• _Your instructions_:
Your task is to transcribe the records exactly, skipping every image.

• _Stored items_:
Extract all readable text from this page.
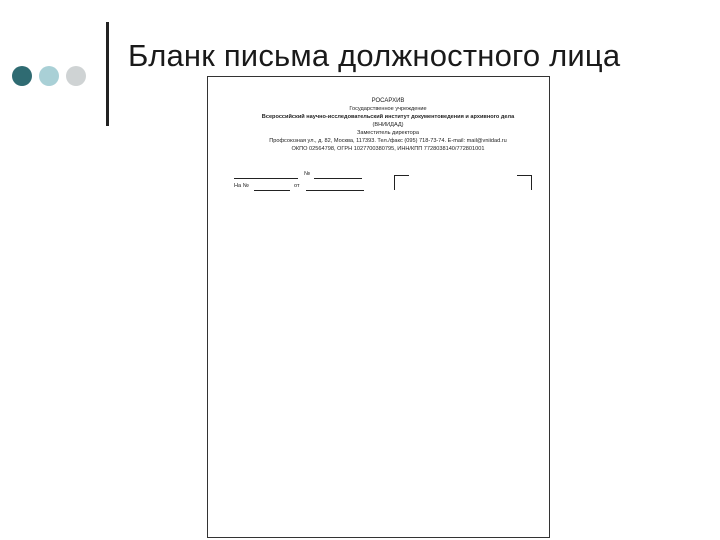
Бланк письма должностного лица
РОСАРХИВ
Государственное учреждение
Всероссийский научно-исследовательский институт документоведения и архивного дела
(ВНИИДАД)
Заместитель директора
Профсоюзная ул., д. 82, Москва, 117393. Тел./факс (095) 718-73-74. E-mail: mail@vniidad.ru
ОКПО 02564798, ОГРН 1027700380795, ИНН/КПП 7728038140/772801001
№
На №	от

• _Response for this exercise_:
Extract all readable text from this page.
Бланк письма должностного лица
РОСАРХИВ
Государственное учреждение
Всероссийский научно-исследовательский институт документоведения и архивного дела
(ВНИИДАД)
Заместитель директора
Профсоюзная ул., д. 82, Москва, 117393. Тел./факс (095) 718-73-74. E-mail: mail@vniidad.ru
ОКПО 02564798, ОГРН 1027700380795, ИНН/КПП 7728038140/772801001
№
На №	от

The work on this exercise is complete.